:: Dataset records ::
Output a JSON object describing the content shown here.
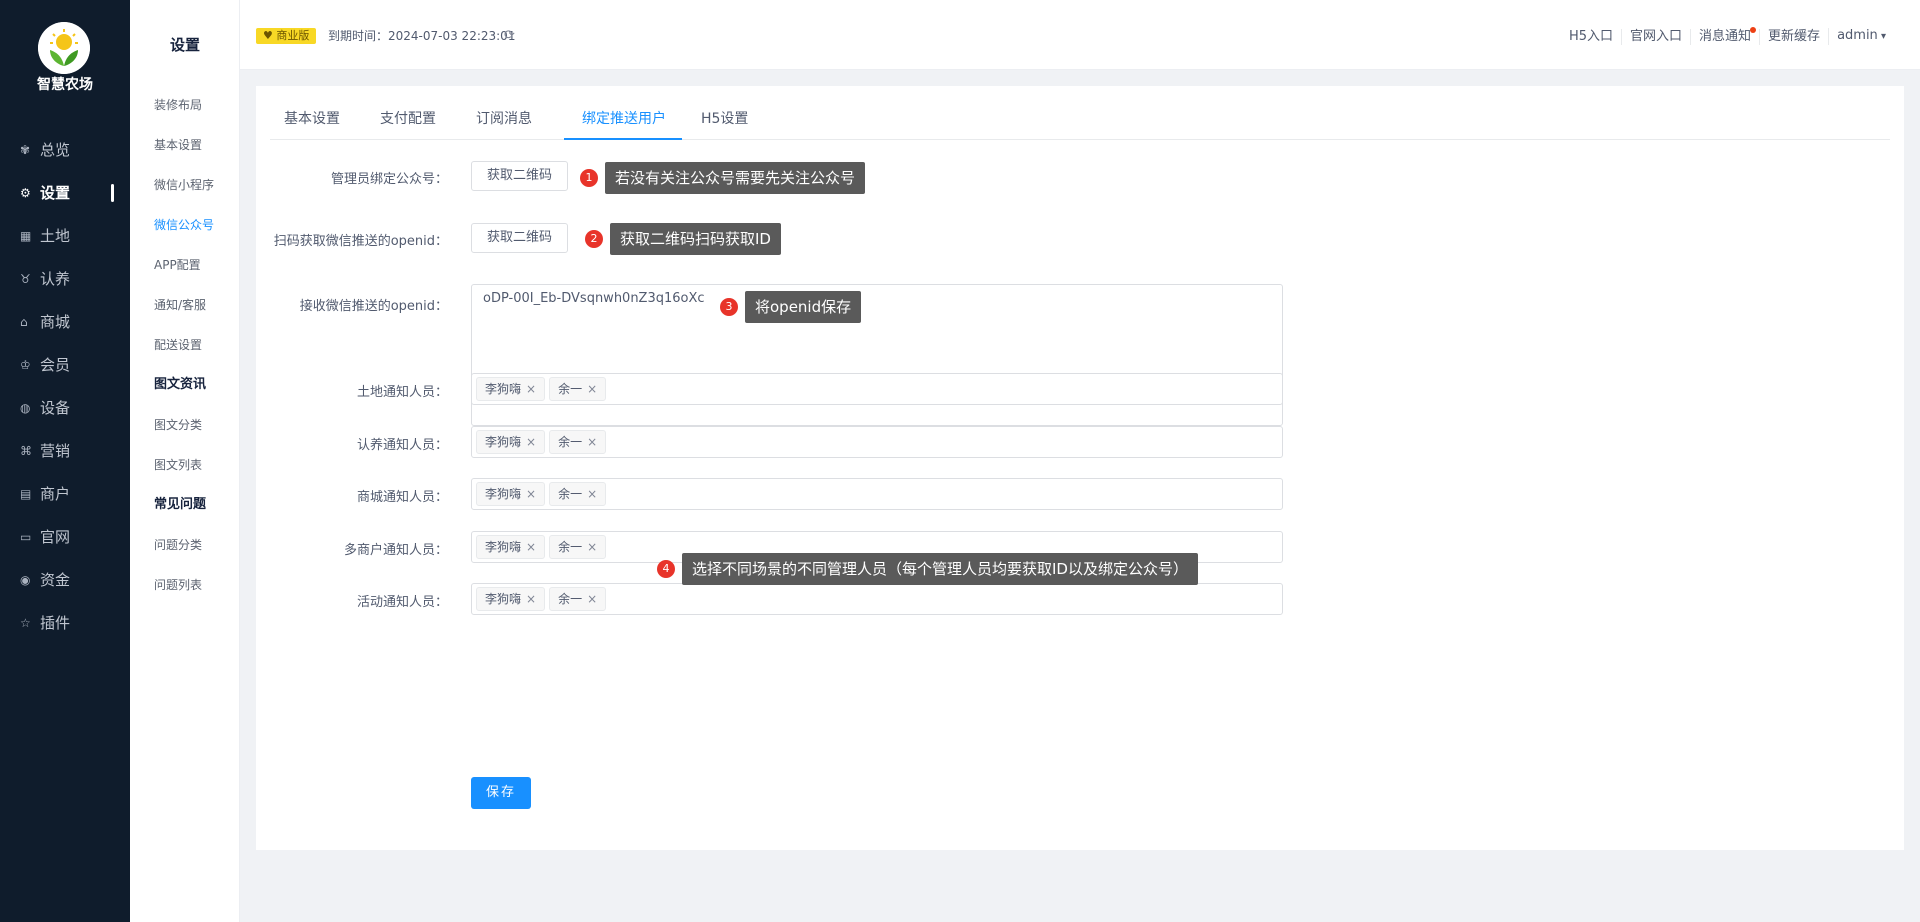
{
  "brand": {
    "name": "智慧农场"
  },
  "nav": [
    {
      "icon": "dashboard-icon",
      "glyph": "✾",
      "label": "总览"
    },
    {
      "icon": "gear-icon",
      "glyph": "⚙",
      "label": "设置",
      "active": true
    },
    {
      "icon": "grid-icon",
      "glyph": "▦",
      "label": "土地"
    },
    {
      "icon": "adopt-icon",
      "glyph": "♉",
      "label": "认养"
    },
    {
      "icon": "shop-icon",
      "glyph": "⌂",
      "label": "商城"
    },
    {
      "icon": "member-icon",
      "glyph": "♔",
      "label": "会员"
    },
    {
      "icon": "device-icon",
      "glyph": "◍",
      "label": "设备"
    },
    {
      "icon": "marketing-icon",
      "glyph": "⌘",
      "label": "营销"
    },
    {
      "icon": "merchant-icon",
      "glyph": "▤",
      "label": "商户"
    },
    {
      "icon": "website-icon",
      "glyph": "▭",
      "label": "官网"
    },
    {
      "icon": "funds-icon",
      "glyph": "◉",
      "label": "资金"
    },
    {
      "icon": "plugin-icon",
      "glyph": "☆",
      "label": "插件"
    }
  ],
  "submenu": {
    "title": "设置",
    "items": [
      {
        "label": "装修布局"
      },
      {
        "label": "基本设置"
      },
      {
        "label": "微信小程序"
      },
      {
        "label": "微信公众号",
        "active": true
      },
      {
        "label": "APP配置"
      },
      {
        "label": "通知/客服"
      },
      {
        "label": "配送设置"
      },
      {
        "label": "图文资讯",
        "group": true
      },
      {
        "label": "图文分类"
      },
      {
        "label": "图文列表"
      },
      {
        "label": "常见问题",
        "group": true
      },
      {
        "label": "问题分类"
      },
      {
        "label": "问题列表"
      }
    ]
  },
  "header": {
    "badge": "商业版",
    "expire": "到期时间：2024-07-03 22:23:01",
    "links": [
      "H5入口",
      "官网入口",
      "消息通知",
      "更新缓存"
    ],
    "user": "admin"
  },
  "tabs": [
    "基本设置",
    "支付配置",
    "订阅消息",
    "绑定推送用户",
    "H5设置"
  ],
  "active_tab": "绑定推送用户",
  "form": {
    "bind_label": "管理员绑定公众号：",
    "bind_button": "获取二维码",
    "scan_label": "扫码获取微信推送的openid：",
    "scan_button": "获取二维码",
    "openid_label": "接收微信推送的openid：",
    "openid_value": "oDP-00I_Eb-DVsqnwh0nZ3q16oXc",
    "notify_rows": [
      {
        "label": "土地通知人员：",
        "tags": [
          "李狗嗨",
          "余一"
        ]
      },
      {
        "label": "认养通知人员：",
        "tags": [
          "李狗嗨",
          "余一"
        ]
      },
      {
        "label": "商城通知人员：",
        "tags": [
          "李狗嗨",
          "余一"
        ]
      },
      {
        "label": "多商户通知人员：",
        "tags": [
          "李狗嗨",
          "余一"
        ]
      },
      {
        "label": "活动通知人员：",
        "tags": [
          "李狗嗨",
          "余一"
        ]
      }
    ],
    "save": "保存"
  },
  "notes": [
    {
      "num": "1",
      "text": "若没有关注公众号需要先关注公众号"
    },
    {
      "num": "2",
      "text": "获取二维码扫码获取ID"
    },
    {
      "num": "3",
      "text": "将openid保存"
    },
    {
      "num": "4",
      "text": "选择不同场景的不同管理人员（每个管理人员均要获取ID以及绑定公众号）"
    }
  ]
}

:: Short task ::
Reproduce the whole listing above word for word, but not its pictures.

:: Result ::
Output a JSON object describing the content shown here.
{
  "brand": {
    "name": "智慧农场"
  },
  "nav": [
    {
      "icon": "dashboard-icon",
      "glyph": "✾",
      "label": "总览"
    },
    {
      "icon": "gear-icon",
      "glyph": "⚙",
      "label": "设置",
      "active": true
    },
    {
      "icon": "grid-icon",
      "glyph": "▦",
      "label": "土地"
    },
    {
      "icon": "adopt-icon",
      "glyph": "♉",
      "label": "认养"
    },
    {
      "icon": "shop-icon",
      "glyph": "⌂",
      "label": "商城"
    },
    {
      "icon": "member-icon",
      "glyph": "♔",
      "label": "会员"
    },
    {
      "icon": "device-icon",
      "glyph": "◍",
      "label": "设备"
    },
    {
      "icon": "marketing-icon",
      "glyph": "⌘",
      "label": "营销"
    },
    {
      "icon": "merchant-icon",
      "glyph": "▤",
      "label": "商户"
    },
    {
      "icon": "website-icon",
      "glyph": "▭",
      "label": "官网"
    },
    {
      "icon": "funds-icon",
      "glyph": "◉",
      "label": "资金"
    },
    {
      "icon": "plugin-icon",
      "glyph": "☆",
      "label": "插件"
    }
  ],
  "submenu": {
    "title": "设置",
    "items": [
      {
        "label": "装修布局"
      },
      {
        "label": "基本设置"
      },
      {
        "label": "微信小程序"
      },
      {
        "label": "微信公众号",
        "active": true
      },
      {
        "label": "APP配置"
      },
      {
        "label": "通知/客服"
      },
      {
        "label": "配送设置"
      },
      {
        "label": "图文资讯",
        "group": true
      },
      {
        "label": "图文分类"
      },
      {
        "label": "图文列表"
      },
      {
        "label": "常见问题",
        "group": true
      },
      {
        "label": "问题分类"
      },
      {
        "label": "问题列表"
      }
    ]
  },
  "header": {
    "badge": "商业版",
    "expire": "到期时间：2024-07-03 22:23:01",
    "links": [
      "H5入口",
      "官网入口",
      "消息通知",
      "更新缓存"
    ],
    "user": "admin"
  },
  "tabs": [
    "基本设置",
    "支付配置",
    "订阅消息",
    "绑定推送用户",
    "H5设置"
  ],
  "active_tab": "绑定推送用户",
  "form": {
    "bind_label": "管理员绑定公众号：",
    "bind_button": "获取二维码",
    "scan_label": "扫码获取微信推送的openid：",
    "scan_button": "获取二维码",
    "openid_label": "接收微信推送的openid：",
    "openid_value": "oDP-00I_Eb-DVsqnwh0nZ3q16oXc",
    "notify_rows": [
      {
        "label": "土地通知人员：",
        "tags": [
          "李狗嗨",
          "余一"
        ]
      },
      {
        "label": "认养通知人员：",
        "tags": [
          "李狗嗨",
          "余一"
        ]
      },
      {
        "label": "商城通知人员：",
        "tags": [
          "李狗嗨",
          "余一"
        ]
      },
      {
        "label": "多商户通知人员：",
        "tags": [
          "李狗嗨",
          "余一"
        ]
      },
      {
        "label": "活动通知人员：",
        "tags": [
          "李狗嗨",
          "余一"
        ]
      }
    ],
    "save": "保存"
  },
  "notes": [
    {
      "num": "1",
      "text": "若没有关注公众号需要先关注公众号"
    },
    {
      "num": "2",
      "text": "获取二维码扫码获取ID"
    },
    {
      "num": "3",
      "text": "将openid保存"
    },
    {
      "num": "4",
      "text": "选择不同场景的不同管理人员（每个管理人员均要获取ID以及绑定公众号）"
    }
  ]
}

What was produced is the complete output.